Start of Data

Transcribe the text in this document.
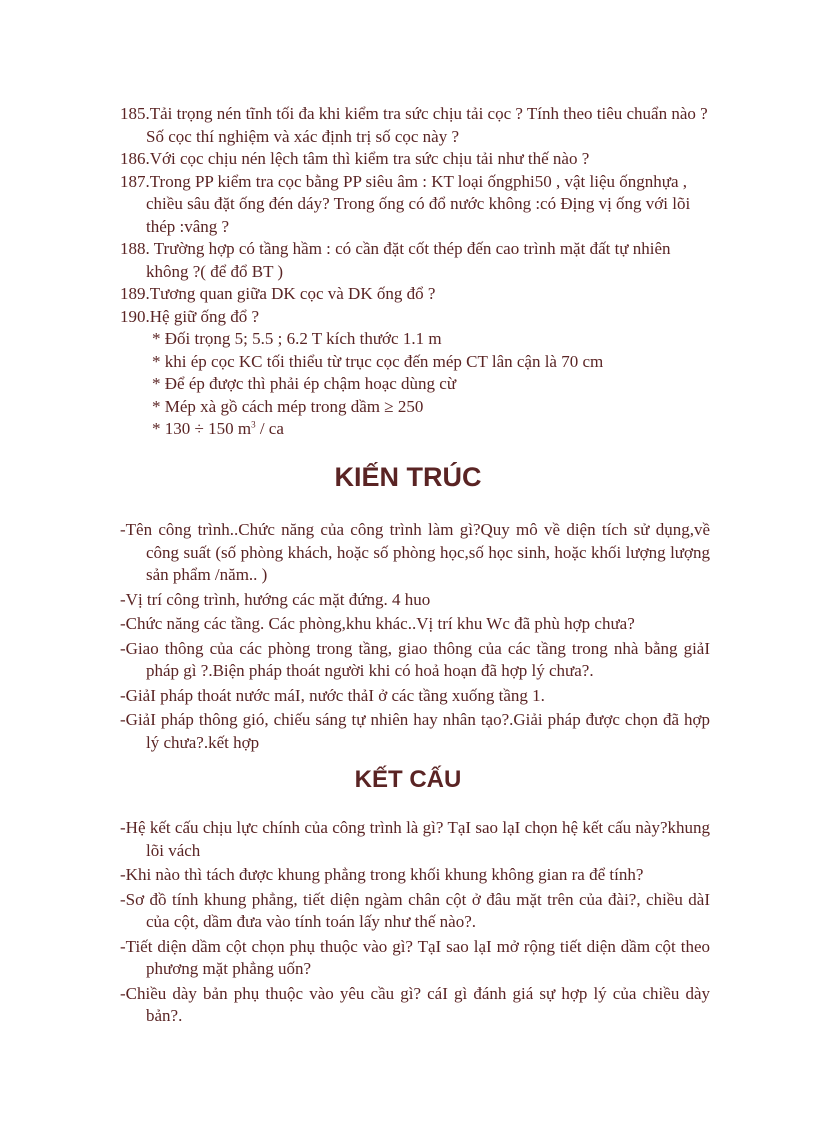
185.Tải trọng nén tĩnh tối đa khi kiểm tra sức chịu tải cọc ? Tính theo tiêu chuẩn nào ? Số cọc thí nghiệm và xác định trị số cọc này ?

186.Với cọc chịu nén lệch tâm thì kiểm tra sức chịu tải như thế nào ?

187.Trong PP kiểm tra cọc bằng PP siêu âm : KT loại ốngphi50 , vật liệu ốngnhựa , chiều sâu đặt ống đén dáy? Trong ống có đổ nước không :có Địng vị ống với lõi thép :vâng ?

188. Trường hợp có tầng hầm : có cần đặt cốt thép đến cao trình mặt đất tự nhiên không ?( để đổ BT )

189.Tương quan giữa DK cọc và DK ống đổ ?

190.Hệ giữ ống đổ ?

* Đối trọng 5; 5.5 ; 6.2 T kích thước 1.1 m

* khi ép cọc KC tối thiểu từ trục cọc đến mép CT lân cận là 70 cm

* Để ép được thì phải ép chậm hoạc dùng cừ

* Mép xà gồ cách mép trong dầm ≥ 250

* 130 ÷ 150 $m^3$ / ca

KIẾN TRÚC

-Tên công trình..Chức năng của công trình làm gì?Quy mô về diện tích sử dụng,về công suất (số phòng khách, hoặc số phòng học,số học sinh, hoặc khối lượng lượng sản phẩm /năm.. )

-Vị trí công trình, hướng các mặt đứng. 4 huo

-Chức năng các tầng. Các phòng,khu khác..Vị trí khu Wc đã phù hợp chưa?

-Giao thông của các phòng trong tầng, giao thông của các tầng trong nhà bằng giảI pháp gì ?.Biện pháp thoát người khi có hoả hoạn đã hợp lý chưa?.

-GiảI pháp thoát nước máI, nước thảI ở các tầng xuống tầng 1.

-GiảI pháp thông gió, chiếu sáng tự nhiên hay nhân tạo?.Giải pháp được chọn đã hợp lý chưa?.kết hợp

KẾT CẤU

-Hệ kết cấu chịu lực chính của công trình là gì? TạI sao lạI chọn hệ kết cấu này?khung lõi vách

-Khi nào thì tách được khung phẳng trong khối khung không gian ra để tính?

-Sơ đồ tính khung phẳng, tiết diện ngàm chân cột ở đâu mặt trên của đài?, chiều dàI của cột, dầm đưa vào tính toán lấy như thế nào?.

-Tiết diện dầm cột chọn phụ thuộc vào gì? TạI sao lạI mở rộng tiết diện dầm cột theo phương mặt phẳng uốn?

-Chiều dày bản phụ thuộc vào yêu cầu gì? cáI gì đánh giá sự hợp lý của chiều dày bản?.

End of Data
Start of Data

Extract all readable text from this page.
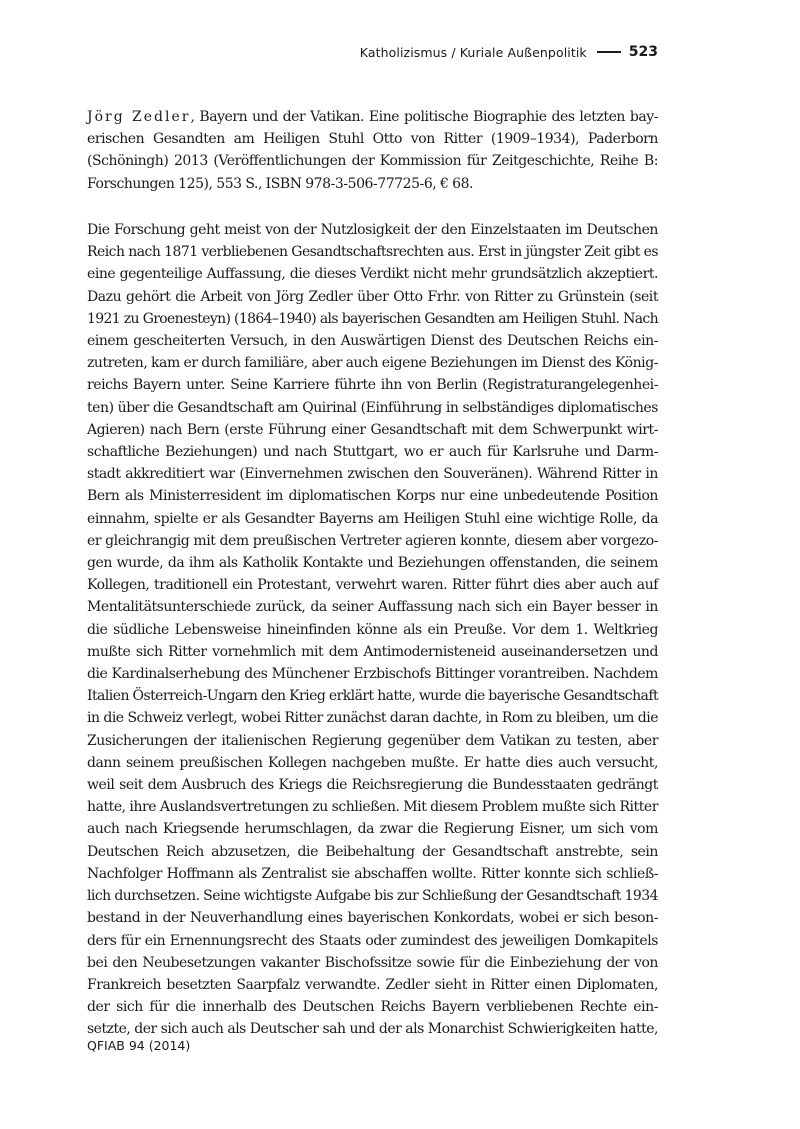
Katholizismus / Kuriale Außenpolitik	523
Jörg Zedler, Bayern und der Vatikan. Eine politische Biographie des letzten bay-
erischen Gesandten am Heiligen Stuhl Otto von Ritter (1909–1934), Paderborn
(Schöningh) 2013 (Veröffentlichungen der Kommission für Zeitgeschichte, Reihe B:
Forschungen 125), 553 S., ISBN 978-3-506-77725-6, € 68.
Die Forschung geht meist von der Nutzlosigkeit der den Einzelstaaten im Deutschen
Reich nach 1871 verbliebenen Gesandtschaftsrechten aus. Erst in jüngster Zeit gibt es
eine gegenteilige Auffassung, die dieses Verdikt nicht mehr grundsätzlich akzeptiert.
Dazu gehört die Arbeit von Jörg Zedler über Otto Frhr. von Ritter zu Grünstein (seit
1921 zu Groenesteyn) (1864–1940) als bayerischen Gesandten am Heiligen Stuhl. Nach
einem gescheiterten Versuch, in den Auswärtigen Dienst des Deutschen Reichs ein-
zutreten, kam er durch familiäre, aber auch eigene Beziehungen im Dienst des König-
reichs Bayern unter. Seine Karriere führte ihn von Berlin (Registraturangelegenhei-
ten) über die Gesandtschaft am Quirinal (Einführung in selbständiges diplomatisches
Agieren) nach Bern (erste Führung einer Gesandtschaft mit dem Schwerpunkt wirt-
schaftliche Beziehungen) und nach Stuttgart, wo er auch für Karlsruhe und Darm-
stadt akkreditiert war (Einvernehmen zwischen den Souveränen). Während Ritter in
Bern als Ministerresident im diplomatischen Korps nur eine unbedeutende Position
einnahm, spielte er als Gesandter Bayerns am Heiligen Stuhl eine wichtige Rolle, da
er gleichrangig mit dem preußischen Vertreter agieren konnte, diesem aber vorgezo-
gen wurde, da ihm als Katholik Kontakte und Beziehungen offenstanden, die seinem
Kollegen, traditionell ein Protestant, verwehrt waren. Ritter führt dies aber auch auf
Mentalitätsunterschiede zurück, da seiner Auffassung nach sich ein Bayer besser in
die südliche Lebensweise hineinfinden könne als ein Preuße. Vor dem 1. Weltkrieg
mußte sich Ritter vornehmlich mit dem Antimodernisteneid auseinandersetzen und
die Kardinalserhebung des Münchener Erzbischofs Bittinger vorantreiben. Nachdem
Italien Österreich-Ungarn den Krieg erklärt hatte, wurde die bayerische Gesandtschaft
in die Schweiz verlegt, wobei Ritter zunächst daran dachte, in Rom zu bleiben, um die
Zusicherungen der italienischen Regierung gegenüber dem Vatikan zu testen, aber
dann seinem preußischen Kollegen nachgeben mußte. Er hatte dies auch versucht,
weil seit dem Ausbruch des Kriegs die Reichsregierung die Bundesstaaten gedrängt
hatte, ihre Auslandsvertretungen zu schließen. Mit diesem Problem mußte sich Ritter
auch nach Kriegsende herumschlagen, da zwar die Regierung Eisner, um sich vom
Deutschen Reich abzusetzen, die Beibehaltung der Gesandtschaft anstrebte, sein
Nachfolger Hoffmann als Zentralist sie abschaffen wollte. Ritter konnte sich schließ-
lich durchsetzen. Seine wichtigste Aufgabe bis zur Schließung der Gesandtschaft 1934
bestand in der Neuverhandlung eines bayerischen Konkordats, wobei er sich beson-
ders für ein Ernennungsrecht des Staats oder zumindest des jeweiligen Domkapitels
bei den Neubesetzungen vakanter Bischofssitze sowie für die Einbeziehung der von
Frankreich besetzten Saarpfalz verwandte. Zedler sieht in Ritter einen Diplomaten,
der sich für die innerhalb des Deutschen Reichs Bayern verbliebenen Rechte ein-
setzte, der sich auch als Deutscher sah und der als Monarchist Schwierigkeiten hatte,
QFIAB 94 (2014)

End of Data

Exercise description
Search the preceding listing for the word "nước" and pull out every line that holds it.

Right answer
187.Trong PP kiểm tra cọc bằng PP siêu âm : KT loại ốngphi50 , vật liệu ốngnhựa , chiều sâu đặt ống đén dáy? Trong ống có đổ nước không :có Địng vị ống với lõi thép :vâng ?
-GiảI pháp thoát nước máI, nước thảI ở các tầng xuống tầng 1.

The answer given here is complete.